## STORED RECORDS:
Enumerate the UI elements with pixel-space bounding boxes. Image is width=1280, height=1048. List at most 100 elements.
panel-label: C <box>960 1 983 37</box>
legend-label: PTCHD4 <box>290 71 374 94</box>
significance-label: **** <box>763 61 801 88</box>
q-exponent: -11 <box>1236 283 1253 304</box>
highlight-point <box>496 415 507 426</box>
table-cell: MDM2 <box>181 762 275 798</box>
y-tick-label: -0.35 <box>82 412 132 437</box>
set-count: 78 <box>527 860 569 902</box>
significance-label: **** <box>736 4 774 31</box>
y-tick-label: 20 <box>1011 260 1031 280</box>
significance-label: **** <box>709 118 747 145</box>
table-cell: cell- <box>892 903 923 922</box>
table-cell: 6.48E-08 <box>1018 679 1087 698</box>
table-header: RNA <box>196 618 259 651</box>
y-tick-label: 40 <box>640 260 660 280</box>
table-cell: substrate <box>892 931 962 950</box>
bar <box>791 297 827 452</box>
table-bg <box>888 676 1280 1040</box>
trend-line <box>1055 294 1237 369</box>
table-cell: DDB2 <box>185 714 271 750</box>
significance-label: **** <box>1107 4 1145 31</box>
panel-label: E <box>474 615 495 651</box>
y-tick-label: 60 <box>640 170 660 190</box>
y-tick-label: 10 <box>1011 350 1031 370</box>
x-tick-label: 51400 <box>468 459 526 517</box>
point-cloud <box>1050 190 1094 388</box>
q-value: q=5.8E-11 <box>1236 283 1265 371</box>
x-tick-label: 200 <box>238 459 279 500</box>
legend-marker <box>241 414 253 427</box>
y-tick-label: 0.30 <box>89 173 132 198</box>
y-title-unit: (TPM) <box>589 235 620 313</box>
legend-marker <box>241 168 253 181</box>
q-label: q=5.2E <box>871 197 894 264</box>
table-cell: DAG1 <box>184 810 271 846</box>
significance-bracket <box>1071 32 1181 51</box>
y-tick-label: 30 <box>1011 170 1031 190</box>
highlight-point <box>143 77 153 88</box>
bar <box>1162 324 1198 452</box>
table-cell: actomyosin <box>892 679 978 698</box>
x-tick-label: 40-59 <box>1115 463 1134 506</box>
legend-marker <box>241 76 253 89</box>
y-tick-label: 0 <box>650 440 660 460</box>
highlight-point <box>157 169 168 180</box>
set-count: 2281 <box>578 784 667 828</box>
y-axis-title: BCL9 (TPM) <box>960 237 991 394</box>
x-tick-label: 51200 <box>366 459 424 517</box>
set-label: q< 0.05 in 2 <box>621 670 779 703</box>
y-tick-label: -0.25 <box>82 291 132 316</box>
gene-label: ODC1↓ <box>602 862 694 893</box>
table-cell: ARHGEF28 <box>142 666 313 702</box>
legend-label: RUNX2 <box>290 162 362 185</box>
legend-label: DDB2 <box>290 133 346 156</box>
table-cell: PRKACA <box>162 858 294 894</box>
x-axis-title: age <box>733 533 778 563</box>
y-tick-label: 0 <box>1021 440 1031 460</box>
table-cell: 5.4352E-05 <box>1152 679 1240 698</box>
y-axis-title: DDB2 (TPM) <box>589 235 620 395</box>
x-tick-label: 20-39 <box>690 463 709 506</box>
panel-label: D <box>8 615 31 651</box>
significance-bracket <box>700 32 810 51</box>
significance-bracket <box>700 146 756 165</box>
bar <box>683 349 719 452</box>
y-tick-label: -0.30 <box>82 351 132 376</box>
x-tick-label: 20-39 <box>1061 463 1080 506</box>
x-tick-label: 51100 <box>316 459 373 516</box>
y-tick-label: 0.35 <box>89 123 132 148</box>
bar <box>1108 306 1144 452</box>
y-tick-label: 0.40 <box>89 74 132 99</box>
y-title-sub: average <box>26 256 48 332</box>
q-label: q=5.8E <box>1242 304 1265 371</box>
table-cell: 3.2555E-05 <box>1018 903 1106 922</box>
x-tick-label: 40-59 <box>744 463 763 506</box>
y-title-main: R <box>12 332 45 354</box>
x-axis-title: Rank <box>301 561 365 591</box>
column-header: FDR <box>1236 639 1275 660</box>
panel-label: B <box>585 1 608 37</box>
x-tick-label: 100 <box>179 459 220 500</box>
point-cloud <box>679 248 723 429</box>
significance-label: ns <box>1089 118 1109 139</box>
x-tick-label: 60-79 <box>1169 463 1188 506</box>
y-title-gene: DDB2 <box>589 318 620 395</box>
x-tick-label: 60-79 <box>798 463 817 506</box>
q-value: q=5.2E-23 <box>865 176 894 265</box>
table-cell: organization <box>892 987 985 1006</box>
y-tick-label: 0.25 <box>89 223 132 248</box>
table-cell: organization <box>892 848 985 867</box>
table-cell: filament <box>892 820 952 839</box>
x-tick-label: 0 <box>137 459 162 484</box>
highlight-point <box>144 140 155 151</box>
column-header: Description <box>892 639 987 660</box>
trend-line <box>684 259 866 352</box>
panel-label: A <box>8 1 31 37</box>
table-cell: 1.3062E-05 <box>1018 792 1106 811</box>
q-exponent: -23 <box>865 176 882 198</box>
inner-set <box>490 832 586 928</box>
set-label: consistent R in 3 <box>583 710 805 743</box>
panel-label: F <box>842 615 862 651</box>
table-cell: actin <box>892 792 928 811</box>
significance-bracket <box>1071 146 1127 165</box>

## GIVEN INSTRUCTION:
Reproduce the records above, substituting "accent-point" for each occurrence of "highlight-point" and leaving everything else unchanged.

## RESULT OF THE EXERCISE:
Enumerate the UI elements with pixel-space bounding boxes. Image is width=1280, height=1048. List at most 100 elements.
panel-label: C <box>960 1 983 37</box>
legend-label: PTCHD4 <box>290 71 374 94</box>
significance-label: **** <box>763 61 801 88</box>
q-exponent: -11 <box>1236 283 1253 304</box>
accent-point <box>496 415 507 426</box>
table-cell: MDM2 <box>181 762 275 798</box>
y-tick-label: -0.35 <box>82 412 132 437</box>
set-count: 78 <box>527 860 569 902</box>
significance-label: **** <box>736 4 774 31</box>
y-tick-label: 20 <box>1011 260 1031 280</box>
significance-label: **** <box>709 118 747 145</box>
table-cell: cell- <box>892 903 923 922</box>
table-cell: 6.48E-08 <box>1018 679 1087 698</box>
table-header: RNA <box>196 618 259 651</box>
y-tick-label: 40 <box>640 260 660 280</box>
table-cell: substrate <box>892 931 962 950</box>
bar <box>791 297 827 452</box>
table-bg <box>888 676 1280 1040</box>
trend-line <box>1055 294 1237 369</box>
table-cell: DDB2 <box>185 714 271 750</box>
significance-label: **** <box>1107 4 1145 31</box>
panel-label: E <box>474 615 495 651</box>
y-tick-label: 60 <box>640 170 660 190</box>
y-tick-label: 10 <box>1011 350 1031 370</box>
x-tick-label: 51400 <box>468 459 526 517</box>
point-cloud <box>1050 190 1094 388</box>
q-value: q=5.8E-11 <box>1236 283 1265 371</box>
x-tick-label: 200 <box>238 459 279 500</box>
legend-marker <box>241 414 253 427</box>
y-tick-label: 0.30 <box>89 173 132 198</box>
y-title-unit: (TPM) <box>589 235 620 313</box>
legend-marker <box>241 168 253 181</box>
q-label: q=5.2E <box>871 197 894 264</box>
table-cell: DAG1 <box>184 810 271 846</box>
significance-bracket <box>1071 32 1181 51</box>
y-tick-label: 30 <box>1011 170 1031 190</box>
accent-point <box>143 77 153 88</box>
bar <box>1162 324 1198 452</box>
table-cell: actomyosin <box>892 679 978 698</box>
x-tick-label: 40-59 <box>1115 463 1134 506</box>
legend-marker <box>241 76 253 89</box>
y-tick-label: 0 <box>650 440 660 460</box>
accent-point <box>157 169 168 180</box>
set-count: 2281 <box>578 784 667 828</box>
y-axis-title: BCL9 (TPM) <box>960 237 991 394</box>
x-tick-label: 51200 <box>366 459 424 517</box>
set-label: q< 0.05 in 2 <box>621 670 779 703</box>
y-tick-label: -0.25 <box>82 291 132 316</box>
gene-label: ODC1↓ <box>602 862 694 893</box>
table-cell: ARHGEF28 <box>142 666 313 702</box>
legend-label: RUNX2 <box>290 162 362 185</box>
legend-label: DDB2 <box>290 133 346 156</box>
table-cell: PRKACA <box>162 858 294 894</box>
x-axis-title: age <box>733 533 778 563</box>
y-tick-label: 0 <box>1021 440 1031 460</box>
table-cell: 5.4352E-05 <box>1152 679 1240 698</box>
y-axis-title: DDB2 (TPM) <box>589 235 620 395</box>
x-tick-label: 20-39 <box>690 463 709 506</box>
panel-label: D <box>8 615 31 651</box>
significance-bracket <box>700 32 810 51</box>
significance-bracket <box>700 146 756 165</box>
bar <box>683 349 719 452</box>
y-tick-label: -0.30 <box>82 351 132 376</box>
x-tick-label: 20-39 <box>1061 463 1080 506</box>
x-tick-label: 51100 <box>316 459 373 516</box>
y-tick-label: 0.35 <box>89 123 132 148</box>
bar <box>1108 306 1144 452</box>
y-tick-label: 0.40 <box>89 74 132 99</box>
y-title-sub: average <box>26 256 48 332</box>
q-label: q=5.8E <box>1242 304 1265 371</box>
table-cell: 3.2555E-05 <box>1018 903 1106 922</box>
x-tick-label: 40-59 <box>744 463 763 506</box>
y-title-main: R <box>12 332 45 354</box>
x-axis-title: Rank <box>301 561 365 591</box>
column-header: FDR <box>1236 639 1275 660</box>
panel-label: B <box>585 1 608 37</box>
x-tick-label: 100 <box>179 459 220 500</box>
point-cloud <box>679 248 723 429</box>
significance-label: ns <box>1089 118 1109 139</box>
x-tick-label: 60-79 <box>1169 463 1188 506</box>
y-title-gene: DDB2 <box>589 318 620 395</box>
x-tick-label: 60-79 <box>798 463 817 506</box>
q-value: q=5.2E-23 <box>865 176 894 265</box>
table-cell: organization <box>892 987 985 1006</box>
y-tick-label: 0.25 <box>89 223 132 248</box>
table-cell: organization <box>892 848 985 867</box>
table-cell: filament <box>892 820 952 839</box>
x-tick-label: 0 <box>137 459 162 484</box>
accent-point <box>144 140 155 151</box>
column-header: Description <box>892 639 987 660</box>
trend-line <box>684 259 866 352</box>
panel-label: A <box>8 1 31 37</box>
table-cell: 1.3062E-05 <box>1018 792 1106 811</box>
q-exponent: -23 <box>865 176 882 198</box>
inner-set <box>490 832 586 928</box>
set-label: consistent R in 3 <box>583 710 805 743</box>
panel-label: F <box>842 615 862 651</box>
table-cell: actin <box>892 792 928 811</box>
significance-bracket <box>1071 146 1127 165</box>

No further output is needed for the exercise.